__PROBLEMS AND TASKS__.
A - Answer these from the thread excerpt:
(i) What did MathiasBaumgartinger add to the batch['image'] and batch['mask'] accesses to make the pipeline run without errors?
(ii) Which two keys does TorchGeo's transfer_batch_to_device override delete from the batch?
(iii) What kind of dataset was robmarkcole using when the problem came up?
B - Output a passage of the thread excerpt word for word. Begin at the words "lantiga commented Dec" and stop after "a hint here?".
C - Does each statement agree with the thread excerpt? Answer yes or no, and quote the words that decide it.
(i) TorchGeo's transfer_batch_to_device override also applies to NonGeoDataModule.
(ii) lantiga says the manual device transfer is needed in standard PyTorch Lightning code.
(iii) adamjstewart has not personally run into the issue.

## Start EXCERPTED TEXT

MathiasBaumgartinger commented Nov 28, 2024

After some debugging, I found that indeed, the batches were not on the GPU during the different steps. When I add .to(self.device) to the batch['image'] and batch['mask'] accesses (see: https://github.com/microsoft/torchgeo/blob/main/torchgeo/trainers/segmentation.py), the pipeline executes without errors.

AFAIK, this should not be necessary, as a pl.Trainer with a pl.LightningDataModule and pl.LightningModule should guarantee these are on the same device via the transfer_batch_to_device function. And obviously, those are are being called as I do get an output.

EDIT: Tagging @adamjstewart as this might be related to torchgeo

@robmarkcole
Copy link

robmarkcole commented Nov 28, 2024

Hit this too. Not sure how significant it is that the batch is a dict

@lantiga
Copy link
Collaborator

lantiga commented Dec 5, 2024

Hey @MathiasBaumgartinger it definitely isn't needed in standard PyTorch Lightning code.

I'm not sure how dataloading is managed on the torchgeo side in detail though, maybe @adamjstewart you have a hint here?

@lantiga lantiga added 3rd party Related to a 3rd-party and removed bug Something isn't working needs triage Waiting to be triaged by maintainers labels Dec 5, 2024
@adamjstewart
Copy link
Contributor

The only hacky thing TorchGeo does is to override transfer_batch_to_device like so:

    def transfer_batch_to_device(self, batch, device, dataloader_idx):
        # Non-Tensor values cannot be moved to a device
        del batch['crs']
        del batch['bounds']

        batch = super().transfer_batch_to_device(batch, device, dataloader_idx)
        return batch

But that's only for GeoDataModule, not NonGeoDataModule. All definitions can be seen here: https://github.com/microsoft/torchgeo/blob/main/torchgeo/datamodules/geo.py

@MathiasBaumgartinger @robmarkcole maybe you can provide more details on how to reproduce this, I haven't personally hit this issue yet.

@robmarkcole
Copy link

I encountered this when using a litdata streaming dataset, serialised via

def fetch_and_serialize_fn(index):
    """Serialize as bytes."""
    sample = dataset[index]  # Fetch the sample
    data = {
        "image_id": sample["image_id"],
        "mask": sample["mask_path"],
        "image": sample["image_path"],
    }
    return data

Which is then handled by a streaming dataset:

class BaseStreamingDataset(StreamingDataset):
    """
    Base class for streaming datasets.

    Args:
        input_dir: Local directory or S3 location of the dataset
        transforms: A transform that takes in an image and returns a transformed version.
        band_indices: List of band indices to read from the dataset.
    """

    def __init__(
        self,
        *args,
        transforms: Optional[Callable] = None,
        band_indices: Optional[List[int]] = None,
        **kwargs,
    ):
        super().__init__(*args, **kwargs)
        self.transforms = transforms
        self.band_indices = band_indices

    def _load_image(self, image_data):
        """Load image data from bytes or NumPy arrays and process it."""
        if isinstance(image_data, bytes):
            # Load image data from bytes using rasterio
            with MemoryFile(image_data) as memfile:
                with memfile.open() as dataset:
                    if self.band_indices is None:
                        image = dataset.read()

## End EXCERPTED TEXT
## Start PROVIDED DATA

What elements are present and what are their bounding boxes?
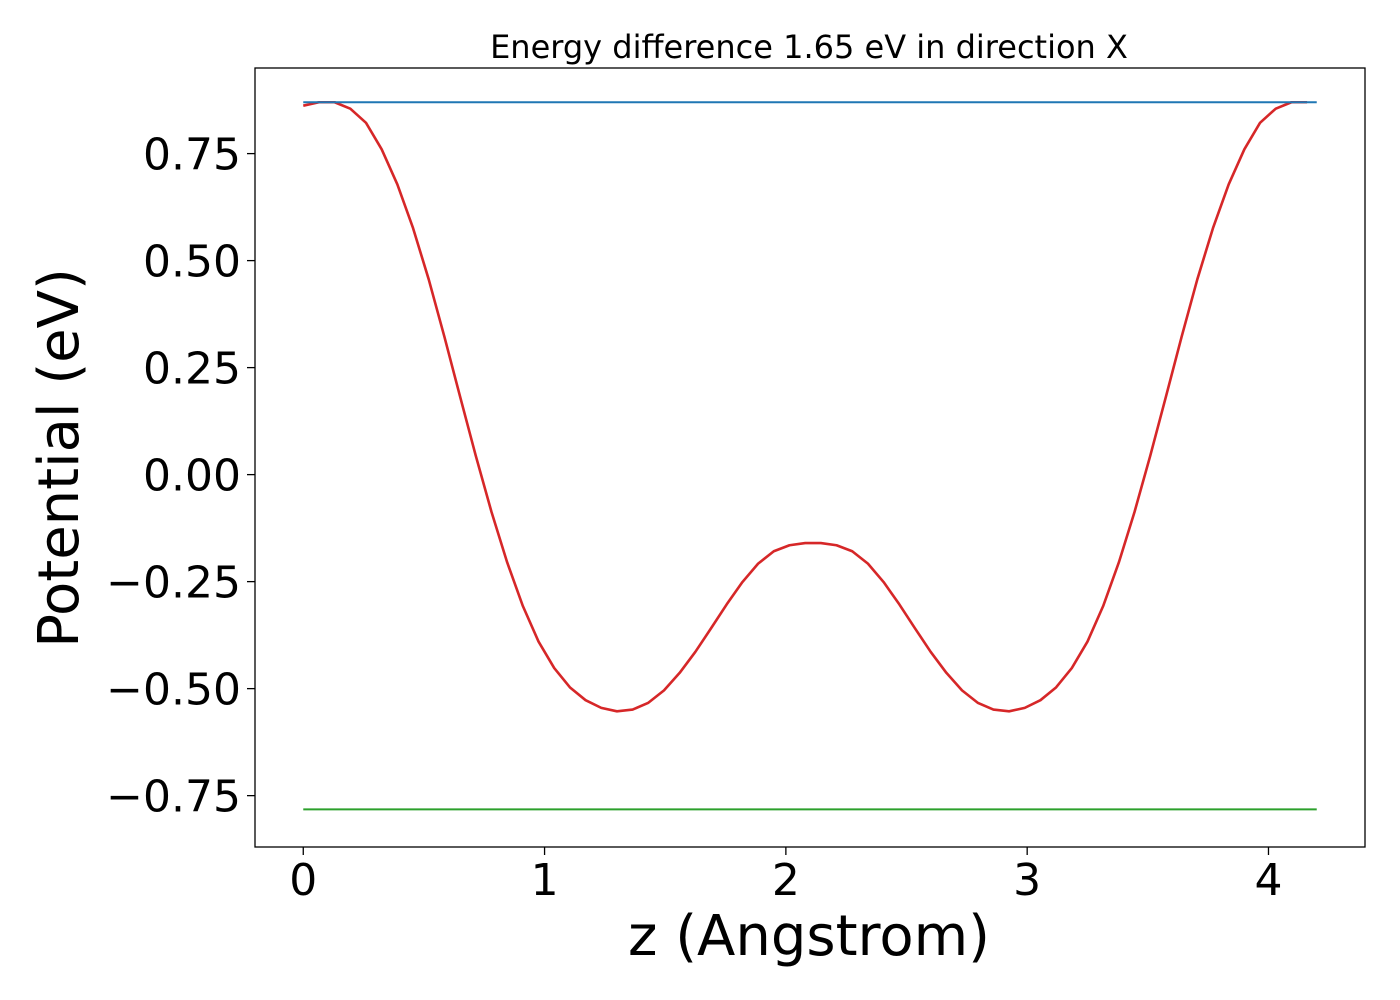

## End PROVIDED DATA

__THE ANSWERS__.
A -
(i) .to(self.device)
(ii) 'crs' and 'bounds'
(iii) A litdata streaming dataset

B -
lantiga commented Dec 5, 2024

Hey @MathiasBaumgartinger it definitely isn't needed in standard PyTorch Lightning code.

I'm not sure how dataloading is managed on the torchgeo side in detail though, maybe @adamjstewart you have a hint here?

C -
(i) No: "But that's only for GeoDataModule, not NonGeoDataModule."
(ii) No: "it definitely isn't needed in standard PyTorch Lightning code."
(iii) Yes: "I haven't personally hit this issue yet."